Look for the string "collègues" in the lines and copy each line that has it.

### Recorded data
****************
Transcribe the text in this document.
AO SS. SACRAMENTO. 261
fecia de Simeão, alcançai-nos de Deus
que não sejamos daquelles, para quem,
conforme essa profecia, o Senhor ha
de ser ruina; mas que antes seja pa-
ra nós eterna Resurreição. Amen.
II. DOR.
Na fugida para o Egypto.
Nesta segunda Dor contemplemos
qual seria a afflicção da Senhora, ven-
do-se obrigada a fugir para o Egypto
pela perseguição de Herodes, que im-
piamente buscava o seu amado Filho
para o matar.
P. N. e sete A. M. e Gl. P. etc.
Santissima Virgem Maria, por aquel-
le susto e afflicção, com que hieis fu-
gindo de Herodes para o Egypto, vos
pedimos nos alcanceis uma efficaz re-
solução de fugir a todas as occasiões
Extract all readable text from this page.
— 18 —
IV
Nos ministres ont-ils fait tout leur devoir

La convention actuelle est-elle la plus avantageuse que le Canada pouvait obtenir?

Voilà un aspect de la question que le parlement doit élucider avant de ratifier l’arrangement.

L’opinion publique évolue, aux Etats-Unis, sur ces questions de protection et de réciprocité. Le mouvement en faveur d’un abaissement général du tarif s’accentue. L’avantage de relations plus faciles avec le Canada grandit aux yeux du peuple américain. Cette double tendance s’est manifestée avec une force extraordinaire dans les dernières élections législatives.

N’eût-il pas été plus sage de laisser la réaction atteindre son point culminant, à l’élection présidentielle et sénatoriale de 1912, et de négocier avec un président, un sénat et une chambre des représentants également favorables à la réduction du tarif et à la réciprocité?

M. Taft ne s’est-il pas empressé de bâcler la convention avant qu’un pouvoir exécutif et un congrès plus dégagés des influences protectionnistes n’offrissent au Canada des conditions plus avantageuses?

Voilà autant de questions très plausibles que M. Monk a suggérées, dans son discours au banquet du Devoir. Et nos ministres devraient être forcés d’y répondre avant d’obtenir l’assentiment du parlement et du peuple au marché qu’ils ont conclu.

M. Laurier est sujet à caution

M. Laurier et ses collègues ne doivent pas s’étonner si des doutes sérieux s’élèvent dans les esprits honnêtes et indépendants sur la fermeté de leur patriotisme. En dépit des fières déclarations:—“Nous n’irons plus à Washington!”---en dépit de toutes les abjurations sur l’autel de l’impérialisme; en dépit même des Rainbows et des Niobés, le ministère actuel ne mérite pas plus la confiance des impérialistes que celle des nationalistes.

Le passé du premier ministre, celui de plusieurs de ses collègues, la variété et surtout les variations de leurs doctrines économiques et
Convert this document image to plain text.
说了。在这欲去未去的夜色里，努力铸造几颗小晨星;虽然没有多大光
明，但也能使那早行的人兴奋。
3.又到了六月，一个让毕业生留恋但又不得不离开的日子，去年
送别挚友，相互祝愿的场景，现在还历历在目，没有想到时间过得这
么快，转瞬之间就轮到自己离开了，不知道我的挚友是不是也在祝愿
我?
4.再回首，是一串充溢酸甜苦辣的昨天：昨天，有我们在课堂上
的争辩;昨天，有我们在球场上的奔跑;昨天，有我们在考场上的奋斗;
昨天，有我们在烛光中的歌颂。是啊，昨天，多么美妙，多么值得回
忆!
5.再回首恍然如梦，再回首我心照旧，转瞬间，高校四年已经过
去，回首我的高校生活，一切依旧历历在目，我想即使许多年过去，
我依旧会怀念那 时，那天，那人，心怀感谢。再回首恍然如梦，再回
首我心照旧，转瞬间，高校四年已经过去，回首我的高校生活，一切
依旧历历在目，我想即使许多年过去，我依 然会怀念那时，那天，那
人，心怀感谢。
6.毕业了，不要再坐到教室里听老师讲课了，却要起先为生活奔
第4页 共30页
****************
### Problem solution
M. Laurier et ses collègues ne doivent pas s’étonner si des doutes sérieux s’élèvent dans les esprits honnêtes et indépendants sur la fermeté de leur patriotisme. En dépit des fières déclarations:—“Nous n’irons plus à Washington!”---en dépit de toutes les abjurations sur l’autel de l’impérialisme; en dépit même des Rainbows et des Niobés, le ministère actuel ne mérite pas plus la confiance des impérialistes que celle des nationalistes.
Le passé du premier ministre, celui de plusieurs de ses collègues, la variété et surtout les variations de leurs doctrines économiques et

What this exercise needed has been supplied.